** BEGIN Data shown **
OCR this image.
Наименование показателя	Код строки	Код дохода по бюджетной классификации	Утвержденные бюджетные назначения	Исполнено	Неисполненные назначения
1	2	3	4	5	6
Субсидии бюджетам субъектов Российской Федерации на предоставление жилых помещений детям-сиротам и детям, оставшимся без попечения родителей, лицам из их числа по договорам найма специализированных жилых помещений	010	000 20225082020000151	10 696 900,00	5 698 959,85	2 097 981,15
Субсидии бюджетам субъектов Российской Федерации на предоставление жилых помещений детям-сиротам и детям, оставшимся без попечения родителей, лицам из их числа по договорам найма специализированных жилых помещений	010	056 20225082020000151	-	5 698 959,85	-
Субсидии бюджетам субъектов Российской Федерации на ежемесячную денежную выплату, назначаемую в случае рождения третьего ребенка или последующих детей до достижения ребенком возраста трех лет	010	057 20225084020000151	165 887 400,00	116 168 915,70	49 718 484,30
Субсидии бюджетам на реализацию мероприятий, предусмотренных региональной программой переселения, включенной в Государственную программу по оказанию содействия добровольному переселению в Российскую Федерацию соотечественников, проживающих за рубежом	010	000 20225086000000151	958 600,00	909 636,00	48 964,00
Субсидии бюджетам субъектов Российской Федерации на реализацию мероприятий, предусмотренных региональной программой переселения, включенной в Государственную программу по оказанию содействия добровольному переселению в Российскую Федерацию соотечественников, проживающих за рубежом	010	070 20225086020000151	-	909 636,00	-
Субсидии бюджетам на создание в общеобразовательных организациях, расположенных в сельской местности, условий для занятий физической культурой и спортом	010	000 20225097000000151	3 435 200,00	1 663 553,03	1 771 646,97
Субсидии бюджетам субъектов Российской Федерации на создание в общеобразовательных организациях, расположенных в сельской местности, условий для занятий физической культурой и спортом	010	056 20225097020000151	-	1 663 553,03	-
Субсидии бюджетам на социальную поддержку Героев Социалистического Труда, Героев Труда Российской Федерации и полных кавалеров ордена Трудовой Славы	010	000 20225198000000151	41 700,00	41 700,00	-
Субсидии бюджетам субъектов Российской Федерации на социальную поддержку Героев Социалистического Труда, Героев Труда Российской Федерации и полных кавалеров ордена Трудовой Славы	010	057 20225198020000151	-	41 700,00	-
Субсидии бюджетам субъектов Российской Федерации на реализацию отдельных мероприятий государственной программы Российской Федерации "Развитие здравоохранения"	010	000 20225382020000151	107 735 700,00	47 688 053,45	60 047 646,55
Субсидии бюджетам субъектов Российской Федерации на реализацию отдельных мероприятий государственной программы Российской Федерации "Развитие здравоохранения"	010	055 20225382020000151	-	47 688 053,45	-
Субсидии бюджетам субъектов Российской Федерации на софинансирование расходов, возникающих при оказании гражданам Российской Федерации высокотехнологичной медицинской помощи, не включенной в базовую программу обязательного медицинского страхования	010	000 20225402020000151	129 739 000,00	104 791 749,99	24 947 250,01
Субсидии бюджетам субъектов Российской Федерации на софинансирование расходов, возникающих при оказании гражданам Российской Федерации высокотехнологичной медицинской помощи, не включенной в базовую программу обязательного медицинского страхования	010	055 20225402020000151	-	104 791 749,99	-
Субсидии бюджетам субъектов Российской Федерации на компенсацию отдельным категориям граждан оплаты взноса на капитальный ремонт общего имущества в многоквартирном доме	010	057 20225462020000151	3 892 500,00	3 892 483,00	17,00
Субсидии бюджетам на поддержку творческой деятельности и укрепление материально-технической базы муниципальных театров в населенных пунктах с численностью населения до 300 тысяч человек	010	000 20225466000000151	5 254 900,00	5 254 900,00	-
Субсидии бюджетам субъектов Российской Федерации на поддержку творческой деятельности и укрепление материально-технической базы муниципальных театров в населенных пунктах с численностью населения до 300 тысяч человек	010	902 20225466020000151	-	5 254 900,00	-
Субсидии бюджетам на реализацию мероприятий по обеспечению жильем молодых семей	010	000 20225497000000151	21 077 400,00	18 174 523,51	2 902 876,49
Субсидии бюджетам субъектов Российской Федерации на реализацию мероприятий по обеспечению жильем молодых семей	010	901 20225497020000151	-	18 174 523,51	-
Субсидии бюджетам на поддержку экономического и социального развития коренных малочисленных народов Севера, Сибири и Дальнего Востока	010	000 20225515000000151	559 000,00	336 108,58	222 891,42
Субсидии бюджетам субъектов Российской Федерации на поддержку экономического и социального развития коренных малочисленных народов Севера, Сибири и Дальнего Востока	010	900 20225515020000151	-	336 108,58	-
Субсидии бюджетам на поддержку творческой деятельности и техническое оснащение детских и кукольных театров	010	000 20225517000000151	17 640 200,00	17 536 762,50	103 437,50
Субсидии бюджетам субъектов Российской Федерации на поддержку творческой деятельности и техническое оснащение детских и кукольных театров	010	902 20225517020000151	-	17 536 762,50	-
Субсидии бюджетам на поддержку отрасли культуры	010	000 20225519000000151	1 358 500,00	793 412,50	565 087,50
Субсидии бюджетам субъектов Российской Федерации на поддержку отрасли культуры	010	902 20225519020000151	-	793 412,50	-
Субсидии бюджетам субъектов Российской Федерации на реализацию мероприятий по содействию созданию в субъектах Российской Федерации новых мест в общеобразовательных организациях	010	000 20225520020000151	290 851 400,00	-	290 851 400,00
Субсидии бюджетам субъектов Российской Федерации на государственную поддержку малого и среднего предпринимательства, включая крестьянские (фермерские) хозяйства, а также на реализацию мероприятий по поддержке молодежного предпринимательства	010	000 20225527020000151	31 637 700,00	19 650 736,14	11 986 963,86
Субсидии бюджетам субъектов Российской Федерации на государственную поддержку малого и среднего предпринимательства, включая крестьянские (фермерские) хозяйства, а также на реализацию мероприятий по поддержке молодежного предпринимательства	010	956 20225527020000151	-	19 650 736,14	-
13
** END Data shown **
** Exercise prompt **
Go through the records line by line and count those containing the string "Сибири". Give only the total.

** Problem solution **
2